··· DATA FOR THE TASK
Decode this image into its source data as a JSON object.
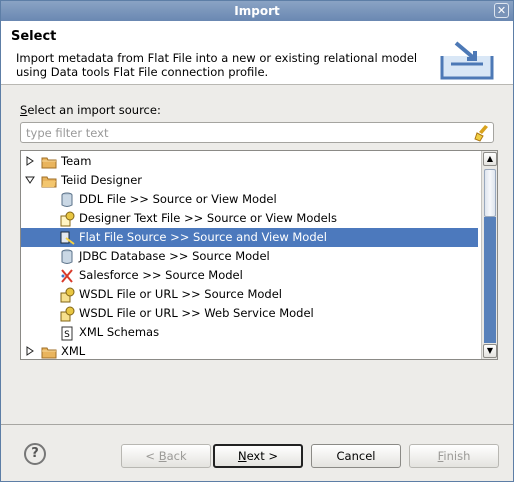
{
  "window": {
    "title": "Import",
    "close_symbol": "✕"
  },
  "header": {
    "title": "Select",
    "description": "Import metadata from Flat File into a new or existing relational model using Data tools Flat File connection profile."
  },
  "source": {
    "label_prefix": "S",
    "label_rest": "elect an import source:",
    "filter_placeholder": "type filter text",
    "filter_value": ""
  },
  "tree": {
    "items": [
      {
        "label": "Team",
        "icon": "folder-icon",
        "expanded": false
      },
      {
        "label": "Teiid Designer",
        "icon": "folder-icon",
        "expanded": true
      },
      {
        "label": "DDL File >> Source or View Model",
        "icon": "database-icon"
      },
      {
        "label": "Designer Text File >> Source or View Models",
        "icon": "text-file-import-icon"
      },
      {
        "label": "Flat File Source >> Source and View Model",
        "icon": "flat-file-icon",
        "selected": true
      },
      {
        "label": "JDBC Database >> Source Model",
        "icon": "database-icon"
      },
      {
        "label": "Salesforce >> Source Model",
        "icon": "salesforce-icon"
      },
      {
        "label": "WSDL File or URL >> Source Model",
        "icon": "wsdl-icon"
      },
      {
        "label": "WSDL File or URL >> Web Service Model",
        "icon": "wsdl-icon"
      },
      {
        "label": "XML Schemas",
        "icon": "schema-icon"
      },
      {
        "label": "XML",
        "icon": "folder-icon",
        "expanded": false
      }
    ]
  },
  "buttons": {
    "help_symbol": "?",
    "back_prefix": "< ",
    "back_mnemonic": "B",
    "back_rest": "ack",
    "next_mnemonic": "N",
    "next_rest": "ext >",
    "cancel": "Cancel",
    "finish_mnemonic": "F",
    "finish_rest": "inish"
  },
  "colors": {
    "selection": "#4c79bd",
    "title_bar": "#7993b8"
  }
}
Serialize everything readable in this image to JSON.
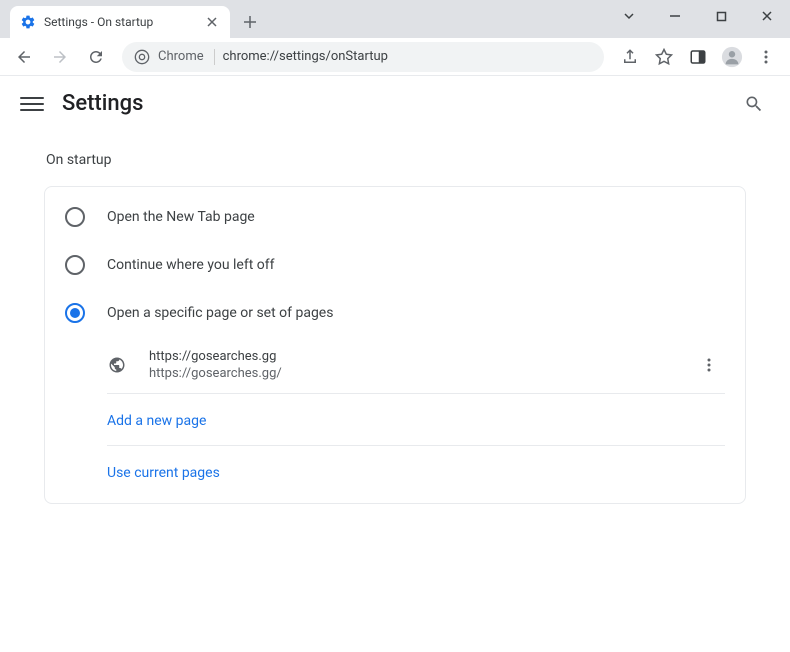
{
  "tab": {
    "title": "Settings - On startup"
  },
  "omnibox": {
    "prefix": "Chrome",
    "url": "chrome://settings/onStartup"
  },
  "header": {
    "title": "Settings"
  },
  "section": {
    "title": "On startup",
    "options": [
      {
        "label": "Open the New Tab page",
        "selected": false
      },
      {
        "label": "Continue where you left off",
        "selected": false
      },
      {
        "label": "Open a specific page or set of pages",
        "selected": true
      }
    ],
    "pages": [
      {
        "title": "https://gosearches.gg",
        "url": "https://gosearches.gg/"
      }
    ],
    "add_label": "Add a new page",
    "use_current_label": "Use current pages"
  }
}
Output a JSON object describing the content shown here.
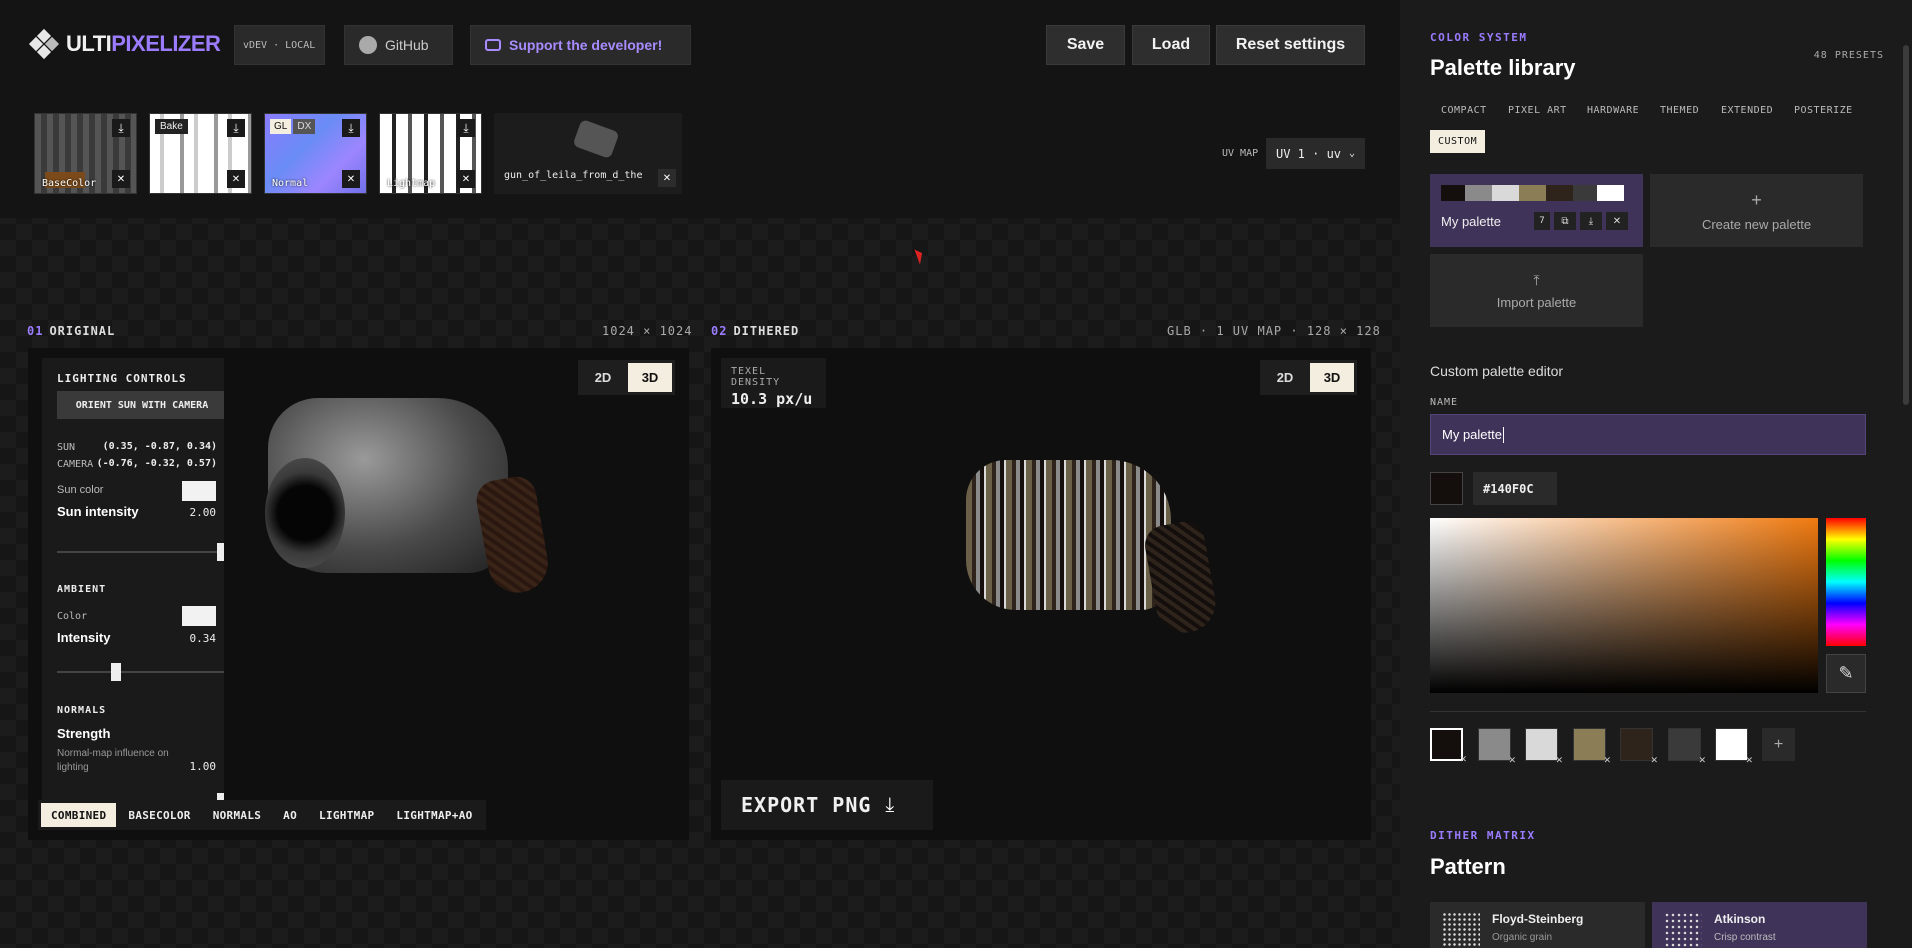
{
  "app": {
    "logo_a": "ULTI",
    "logo_b": "PIXELIZER",
    "env": "vDEV · LOCAL",
    "github": "GitHub",
    "support": "Support the developer!",
    "save": "Save",
    "load": "Load",
    "reset": "Reset settings"
  },
  "textures": [
    {
      "label": "BaseColor",
      "tag": ""
    },
    {
      "label": "",
      "tag": "Bake"
    },
    {
      "label": "Normal",
      "tag": "GL"
    },
    {
      "label": "Lightmap",
      "tag": ""
    }
  ],
  "texture_extra": {
    "tag2": "DX"
  },
  "model": {
    "name": "gun_of_leila_from_d_the"
  },
  "uv": {
    "label": "UV MAP",
    "value": "UV 1 · uv"
  },
  "original": {
    "num": "01",
    "title": "ORIGINAL",
    "meta": "1024 × 1024",
    "t2d": "2D",
    "t3d": "3D"
  },
  "dithered": {
    "num": "02",
    "title": "DITHERED",
    "meta": "GLB · 1 UV MAP · 128 × 128",
    "t2d": "2D",
    "t3d": "3D",
    "density_label": "TEXEL DENSITY",
    "density_value": "10.3 px/u",
    "export": "EXPORT PNG"
  },
  "lighting": {
    "title": "LIGHTING CONTROLS",
    "orient": "ORIENT SUN WITH CAMERA",
    "sun_label": "SUN",
    "sun_value": "(0.35, -0.87, 0.34)",
    "cam_label": "CAMERA",
    "cam_value": "(-0.76, -0.32, 0.57)",
    "sun_color": "Sun color",
    "sun_intensity": "Sun intensity",
    "sun_intensity_value": "2.00",
    "ambient": "AMBIENT",
    "color": "Color",
    "intensity": "Intensity",
    "intensity_value": "0.34",
    "normals": "NORMALS",
    "strength": "Strength",
    "strength_desc": "Normal-map influence on lighting",
    "strength_value": "1.00"
  },
  "view_tabs": [
    "COMBINED",
    "BASECOLOR",
    "NORMALS",
    "AO",
    "LIGHTMAP",
    "LIGHTMAP+AO"
  ],
  "sidebar": {
    "color_system": "COLOR SYSTEM",
    "palette_library": "Palette library",
    "presets": "48 PRESETS",
    "categories": [
      "COMPACT",
      "PIXEL ART",
      "HARDWARE",
      "THEMED",
      "EXTENDED",
      "POSTERIZE",
      "CUSTOM"
    ],
    "my_palette": "My palette",
    "my_palette_count": "7",
    "create": "Create new palette",
    "import": "Import palette",
    "editor": "Custom palette editor",
    "name_label": "NAME",
    "name_value": "My palette",
    "hex": "#140F0C",
    "swatches": [
      "#140f0c",
      "#8a8a8a",
      "#d9d9d9",
      "#8b7d55",
      "#2e241c",
      "#3a3a3a",
      "#ffffff"
    ],
    "dither_matrix": "DITHER MATRIX",
    "pattern": "Pattern",
    "patterns": [
      {
        "name": "Floyd-Steinberg",
        "desc": "Organic grain"
      },
      {
        "name": "Atkinson",
        "desc": "Crisp contrast"
      }
    ]
  }
}
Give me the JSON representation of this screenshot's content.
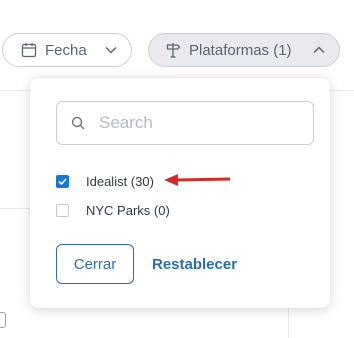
{
  "filters": {
    "fecha": {
      "label": "Fecha",
      "icon": "calendar-icon"
    },
    "plataformas": {
      "label": "Plataformas (1)",
      "icon": "signpost-icon",
      "expanded": true
    }
  },
  "dropdown": {
    "search": {
      "placeholder": "Search",
      "value": ""
    },
    "options": [
      {
        "label": "Idealist (30)",
        "checked": true
      },
      {
        "label": "NYC Parks (0)",
        "checked": false
      }
    ],
    "close_label": "Cerrar",
    "reset_label": "Restablecer"
  },
  "colors": {
    "accent": "#1877d2",
    "link": "#2a6fa8",
    "annotation_arrow": "#d32a2a",
    "chip_active_bg": "#e8eaed"
  }
}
······
EXERCISE BRIEF:
Search the lines for the string "expanded" and copy every line that has it.

PROBLEM SOLUTION:
        "expanded": false
        "expanded": true
        "expanded": false
      "expanded": true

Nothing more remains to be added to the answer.